## start

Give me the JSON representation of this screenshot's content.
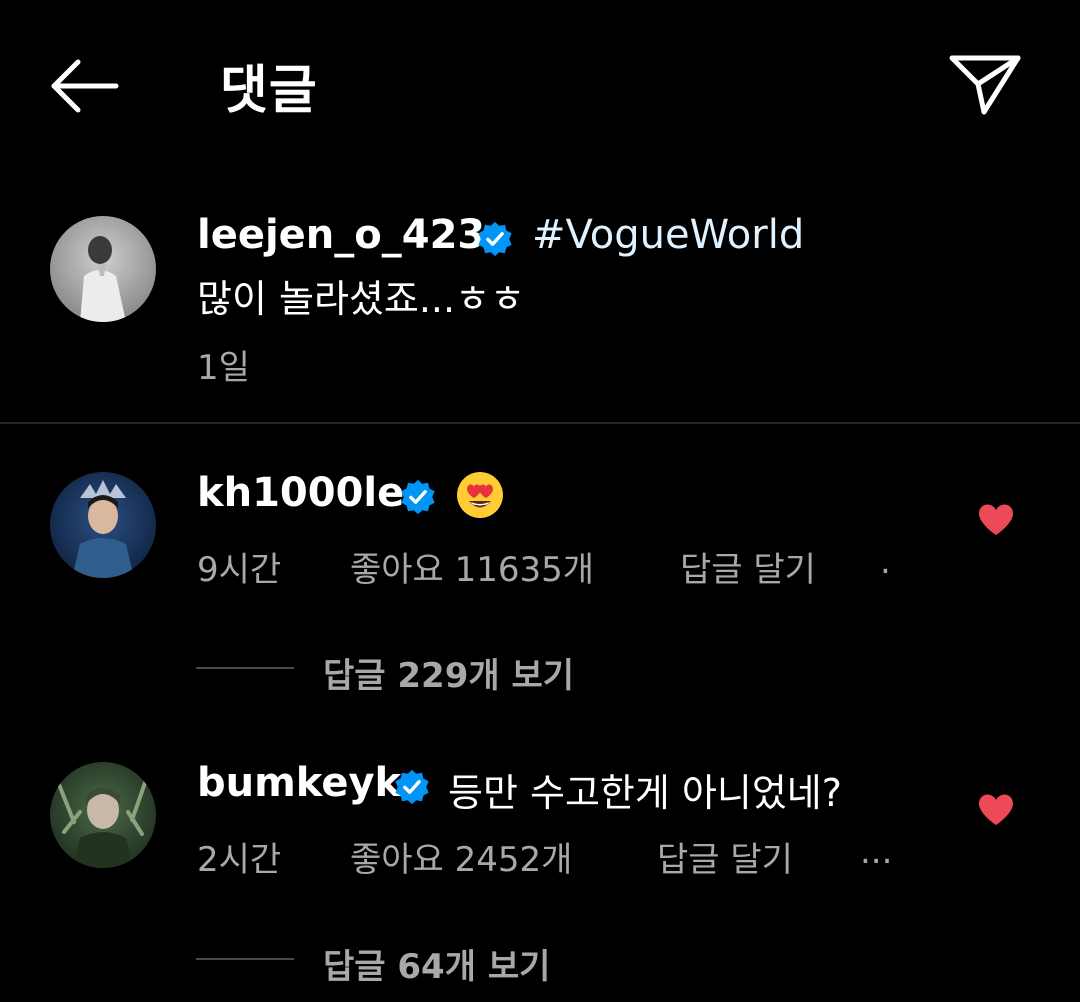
{
  "header": {
    "title": "댓글"
  },
  "caption": {
    "username": "leejen_o_423",
    "hashtag": "#VogueWorld",
    "text": "많이 놀라셨죠...ㅎㅎ",
    "time": "1일"
  },
  "comments": [
    {
      "username": "kh1000le",
      "text": "😍",
      "time": "9시간",
      "likes": "좋아요 11635개",
      "reply_label": "답글 달기",
      "more": ".",
      "view_replies": "답글 229개 보기",
      "liked": true
    },
    {
      "username": "bumkeyk",
      "text": "등만 수고한게 아니었네?",
      "time": "2시간",
      "likes": "좋아요 2452개",
      "reply_label": "답글 달기",
      "more": "...",
      "view_replies": "답글 64개 보기",
      "liked": true
    }
  ],
  "colors": {
    "background": "#000000",
    "verified": "#0095f6",
    "heart": "#ed4956",
    "secondary_text": "#a8a8a8",
    "hashtag": "#e0f1ff"
  },
  "icons": {
    "back": "arrow-left-icon",
    "send": "paper-plane-icon",
    "verified": "verified-badge-icon",
    "like": "heart-filled-icon"
  }
}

## end

# Task objective
Quote all of the entries word for word, omitting any pictures.

# Solution to this exercise
Give me the JSON representation of this screenshot's content.
{
  "header": {
    "title": "댓글"
  },
  "caption": {
    "username": "leejen_o_423",
    "hashtag": "#VogueWorld",
    "text": "많이 놀라셨죠...ㅎㅎ",
    "time": "1일"
  },
  "comments": [
    {
      "username": "kh1000le",
      "text": "😍",
      "time": "9시간",
      "likes": "좋아요 11635개",
      "reply_label": "답글 달기",
      "more": ".",
      "view_replies": "답글 229개 보기",
      "liked": true
    },
    {
      "username": "bumkeyk",
      "text": "등만 수고한게 아니었네?",
      "time": "2시간",
      "likes": "좋아요 2452개",
      "reply_label": "답글 달기",
      "more": "...",
      "view_replies": "답글 64개 보기",
      "liked": true
    }
  ],
  "colors": {
    "background": "#000000",
    "verified": "#0095f6",
    "heart": "#ed4956",
    "secondary_text": "#a8a8a8",
    "hashtag": "#e0f1ff"
  },
  "icons": {
    "back": "arrow-left-icon",
    "send": "paper-plane-icon",
    "verified": "verified-badge-icon",
    "like": "heart-filled-icon"
  }
}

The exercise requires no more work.